[Job] Repeat the material verbatim and drop the pictures.

[Dataset records]

####################

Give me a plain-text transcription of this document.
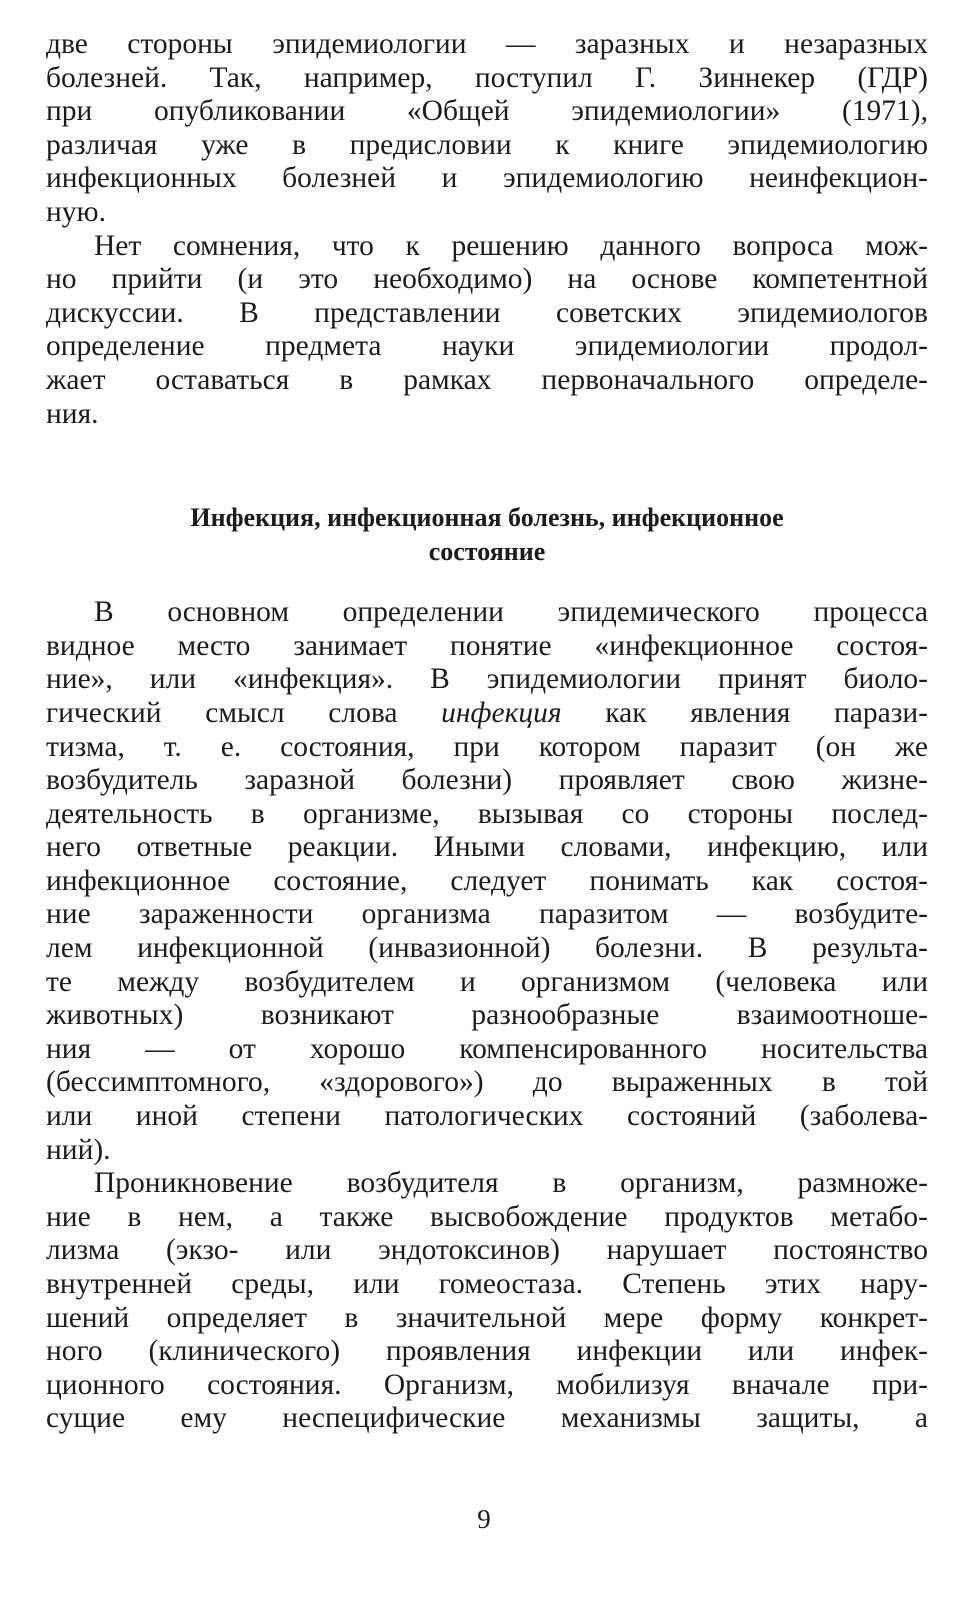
две стороны эпидемиологии — заразных и незаразных
болезней. Так, например, поступил Г. Зиннекер (ГДР)
при опубликовании «Общей эпидемиологии» (1971),
различая уже в предисловии к книге эпидемиологию
инфекционных болезней и эпидемиологию неинфекцион-
ную.
Нет сомнения, что к решению данного вопроса мож-
но прийти (и это необходимо) на основе компетентной
дискуссии. В представлении советских эпидемиологов
определение предмета науки эпидемиологии продол-
жает оставаться в рамках первоначального определе-
ния.
Инфекция, инфекционная болезнь, инфекционное
состояние
В основном определении эпидемического процесса
видное место занимает понятие «инфекционное состоя-
ние», или «инфекция». В эпидемиологии принят биоло-
гический смысл слова инфекция как явления парази-
тизма, т. е. состояния, при котором паразит (он же
возбудитель заразной болезни) проявляет свою жизне-
деятельность в организме, вызывая со стороны послед-
него ответные реакции. Иными словами, инфекцию, или
инфекционное состояние, следует понимать как состоя-
ние зараженности организма паразитом — возбудите-
лем инфекционной (инвазионной) болезни. В результа-
те между возбудителем и организмом (человека или
животных) возникают разнообразные взаимоотноше-
ния — от хорошо компенсированного носительства
(бессимптомного, «здорового») до выраженных в той
или иной степени патологических состояний (заболева-
ний).
Проникновение возбудителя в организм, размноже-
ние в нем, а также высвобождение продуктов метабо-
лизма (экзо- или эндотоксинов) нарушает постоянство
внутренней среды, или гомеостаза. Степень этих нару-
шений определяет в значительной мере форму конкрет-
ного (клинического) проявления инфекции или инфек-
ционного состояния. Организм, мобилизуя вначале при-
сущие ему неспецифические механизмы защиты, а
9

####################

[Reply]
Give me a plain-text transcription of this document.
две стороны эпидемиологии — заразных и незаразных
болезней. Так, например, поступил Г. Зиннекер (ГДР)
при опубликовании «Общей эпидемиологии» (1971),
различая уже в предисловии к книге эпидемиологию
инфекционных болезней и эпидемиологию неинфекцион-
ную.
Нет сомнения, что к решению данного вопроса мож-
но прийти (и это необходимо) на основе компетентной
дискуссии. В представлении советских эпидемиологов
определение предмета науки эпидемиологии продол-
жает оставаться в рамках первоначального определе-
ния.
Инфекция, инфекционная болезнь, инфекционное
состояние
В основном определении эпидемического процесса
видное место занимает понятие «инфекционное состоя-
ние», или «инфекция». В эпидемиологии принят биоло-
гический смысл слова инфекция как явления парази-
тизма, т. е. состояния, при котором паразит (он же
возбудитель заразной болезни) проявляет свою жизне-
деятельность в организме, вызывая со стороны послед-
него ответные реакции. Иными словами, инфекцию, или
инфекционное состояние, следует понимать как состоя-
ние зараженности организма паразитом — возбудите-
лем инфекционной (инвазионной) болезни. В результа-
те между возбудителем и организмом (человека или
животных) возникают разнообразные взаимоотноше-
ния — от хорошо компенсированного носительства
(бессимптомного, «здорового») до выраженных в той
или иной степени патологических состояний (заболева-
ний).
Проникновение возбудителя в организм, размноже-
ние в нем, а также высвобождение продуктов метабо-
лизма (экзо- или эндотоксинов) нарушает постоянство
внутренней среды, или гомеостаза. Степень этих нару-
шений определяет в значительной мере форму конкрет-
ного (клинического) проявления инфекции или инфек-
ционного состояния. Организм, мобилизуя вначале при-
сущие ему неспецифические механизмы защиты, а
9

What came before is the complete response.